- Problem description
Extract all lines in the data that contain the word "Americas".

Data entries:
-----

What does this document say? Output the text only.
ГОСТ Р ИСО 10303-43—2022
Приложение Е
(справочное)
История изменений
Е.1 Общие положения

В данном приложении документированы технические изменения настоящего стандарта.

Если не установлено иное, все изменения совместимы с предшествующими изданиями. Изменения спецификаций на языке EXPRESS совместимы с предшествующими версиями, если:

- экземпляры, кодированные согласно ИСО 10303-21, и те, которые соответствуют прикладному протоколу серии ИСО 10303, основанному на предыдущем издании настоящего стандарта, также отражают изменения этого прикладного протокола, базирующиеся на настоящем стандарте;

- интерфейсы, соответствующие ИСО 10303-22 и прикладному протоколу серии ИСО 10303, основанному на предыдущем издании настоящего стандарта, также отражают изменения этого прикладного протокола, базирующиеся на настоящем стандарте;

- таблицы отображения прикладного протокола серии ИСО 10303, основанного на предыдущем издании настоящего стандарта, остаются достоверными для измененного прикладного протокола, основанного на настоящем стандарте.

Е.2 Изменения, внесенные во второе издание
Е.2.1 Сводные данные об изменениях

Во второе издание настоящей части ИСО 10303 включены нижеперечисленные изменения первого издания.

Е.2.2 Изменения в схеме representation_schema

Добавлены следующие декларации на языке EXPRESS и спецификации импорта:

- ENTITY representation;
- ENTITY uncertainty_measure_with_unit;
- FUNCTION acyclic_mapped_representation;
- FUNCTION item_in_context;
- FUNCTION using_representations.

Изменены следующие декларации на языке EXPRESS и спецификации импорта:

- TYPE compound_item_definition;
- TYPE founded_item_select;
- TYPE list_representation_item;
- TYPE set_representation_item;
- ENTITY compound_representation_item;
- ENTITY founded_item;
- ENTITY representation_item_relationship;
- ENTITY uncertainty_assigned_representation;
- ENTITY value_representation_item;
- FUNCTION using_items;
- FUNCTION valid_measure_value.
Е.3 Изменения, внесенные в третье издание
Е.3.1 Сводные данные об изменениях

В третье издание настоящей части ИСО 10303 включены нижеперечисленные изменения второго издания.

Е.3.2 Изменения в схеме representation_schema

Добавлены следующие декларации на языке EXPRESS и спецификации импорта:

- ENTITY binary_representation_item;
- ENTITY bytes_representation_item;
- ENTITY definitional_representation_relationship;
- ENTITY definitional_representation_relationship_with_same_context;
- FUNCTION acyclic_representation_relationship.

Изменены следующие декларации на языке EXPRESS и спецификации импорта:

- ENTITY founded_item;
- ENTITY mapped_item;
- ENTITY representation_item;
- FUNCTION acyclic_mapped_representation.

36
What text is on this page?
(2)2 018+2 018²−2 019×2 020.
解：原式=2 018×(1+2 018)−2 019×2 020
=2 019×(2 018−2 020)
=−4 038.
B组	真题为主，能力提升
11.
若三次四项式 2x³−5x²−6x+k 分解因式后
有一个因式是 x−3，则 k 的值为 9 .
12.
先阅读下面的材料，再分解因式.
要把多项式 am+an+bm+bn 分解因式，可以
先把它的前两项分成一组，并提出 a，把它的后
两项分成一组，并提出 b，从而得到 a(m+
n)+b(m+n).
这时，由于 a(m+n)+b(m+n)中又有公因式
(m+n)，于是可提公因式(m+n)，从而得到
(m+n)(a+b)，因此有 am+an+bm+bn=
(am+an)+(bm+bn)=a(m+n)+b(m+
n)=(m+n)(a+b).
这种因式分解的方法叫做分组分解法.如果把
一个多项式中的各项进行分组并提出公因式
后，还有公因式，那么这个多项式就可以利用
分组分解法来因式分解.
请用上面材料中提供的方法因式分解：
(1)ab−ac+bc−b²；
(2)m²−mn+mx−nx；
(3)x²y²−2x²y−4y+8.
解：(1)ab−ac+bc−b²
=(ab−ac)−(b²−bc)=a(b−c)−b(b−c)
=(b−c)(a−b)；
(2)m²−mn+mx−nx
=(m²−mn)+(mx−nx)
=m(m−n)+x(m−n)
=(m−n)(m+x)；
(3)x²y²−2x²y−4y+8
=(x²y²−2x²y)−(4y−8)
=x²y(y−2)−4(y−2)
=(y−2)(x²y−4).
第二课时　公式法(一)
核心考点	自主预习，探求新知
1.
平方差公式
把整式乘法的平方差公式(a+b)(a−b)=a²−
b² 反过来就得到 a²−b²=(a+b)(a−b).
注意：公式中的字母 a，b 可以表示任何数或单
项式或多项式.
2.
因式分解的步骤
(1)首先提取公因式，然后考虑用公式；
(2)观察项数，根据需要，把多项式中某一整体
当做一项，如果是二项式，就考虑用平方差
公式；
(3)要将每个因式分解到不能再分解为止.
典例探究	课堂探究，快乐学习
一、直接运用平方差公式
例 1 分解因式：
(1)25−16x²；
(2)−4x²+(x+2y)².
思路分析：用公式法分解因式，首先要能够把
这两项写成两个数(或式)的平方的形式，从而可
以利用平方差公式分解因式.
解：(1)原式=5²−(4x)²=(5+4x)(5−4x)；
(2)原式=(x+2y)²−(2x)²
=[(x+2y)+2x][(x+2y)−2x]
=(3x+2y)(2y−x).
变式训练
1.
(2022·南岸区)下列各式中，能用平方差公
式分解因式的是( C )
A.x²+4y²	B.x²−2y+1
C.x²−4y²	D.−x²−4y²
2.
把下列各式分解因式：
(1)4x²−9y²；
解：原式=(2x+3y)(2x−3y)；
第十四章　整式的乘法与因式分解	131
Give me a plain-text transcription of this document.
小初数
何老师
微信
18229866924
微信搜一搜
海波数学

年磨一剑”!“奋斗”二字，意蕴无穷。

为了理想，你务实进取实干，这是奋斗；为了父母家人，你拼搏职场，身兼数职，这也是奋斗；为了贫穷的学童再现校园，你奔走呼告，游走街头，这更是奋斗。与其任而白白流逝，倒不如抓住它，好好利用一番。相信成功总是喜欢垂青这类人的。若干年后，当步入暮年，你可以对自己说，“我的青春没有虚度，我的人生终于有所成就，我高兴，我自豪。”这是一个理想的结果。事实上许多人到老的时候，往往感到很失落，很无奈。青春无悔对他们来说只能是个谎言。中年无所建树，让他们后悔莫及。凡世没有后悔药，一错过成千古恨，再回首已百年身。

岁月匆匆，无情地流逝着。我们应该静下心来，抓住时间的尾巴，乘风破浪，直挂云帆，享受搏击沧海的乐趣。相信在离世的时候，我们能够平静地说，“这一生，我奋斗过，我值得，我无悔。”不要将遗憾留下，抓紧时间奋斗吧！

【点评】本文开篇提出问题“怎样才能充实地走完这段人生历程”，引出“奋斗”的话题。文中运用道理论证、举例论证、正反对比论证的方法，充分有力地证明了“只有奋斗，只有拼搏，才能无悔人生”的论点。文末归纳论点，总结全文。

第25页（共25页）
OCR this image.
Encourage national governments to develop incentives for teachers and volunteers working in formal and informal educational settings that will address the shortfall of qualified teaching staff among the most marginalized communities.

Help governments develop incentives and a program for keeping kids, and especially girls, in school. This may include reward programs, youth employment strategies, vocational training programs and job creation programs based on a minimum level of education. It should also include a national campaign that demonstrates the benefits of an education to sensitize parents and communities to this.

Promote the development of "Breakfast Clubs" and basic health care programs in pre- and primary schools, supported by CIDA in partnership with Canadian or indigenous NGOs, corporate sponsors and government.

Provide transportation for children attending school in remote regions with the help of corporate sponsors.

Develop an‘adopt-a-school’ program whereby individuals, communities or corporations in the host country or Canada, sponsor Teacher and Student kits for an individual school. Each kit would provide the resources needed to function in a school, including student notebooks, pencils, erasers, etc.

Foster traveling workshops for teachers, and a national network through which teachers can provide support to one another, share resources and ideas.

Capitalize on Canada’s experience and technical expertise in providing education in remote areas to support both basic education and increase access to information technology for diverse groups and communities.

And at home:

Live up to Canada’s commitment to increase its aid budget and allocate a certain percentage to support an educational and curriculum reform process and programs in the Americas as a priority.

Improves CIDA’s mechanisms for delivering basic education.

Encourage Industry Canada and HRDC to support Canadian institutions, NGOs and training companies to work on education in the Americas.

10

-----

- Reply to the task
Live up to Canada’s commitment to increase its aid budget and allocate a certain percentage to support an educational and curriculum reform process and programs in the Americas as a priority.
Encourage Industry Canada and HRDC to support Canadian institutions, NGOs and training companies to work on education in the Americas.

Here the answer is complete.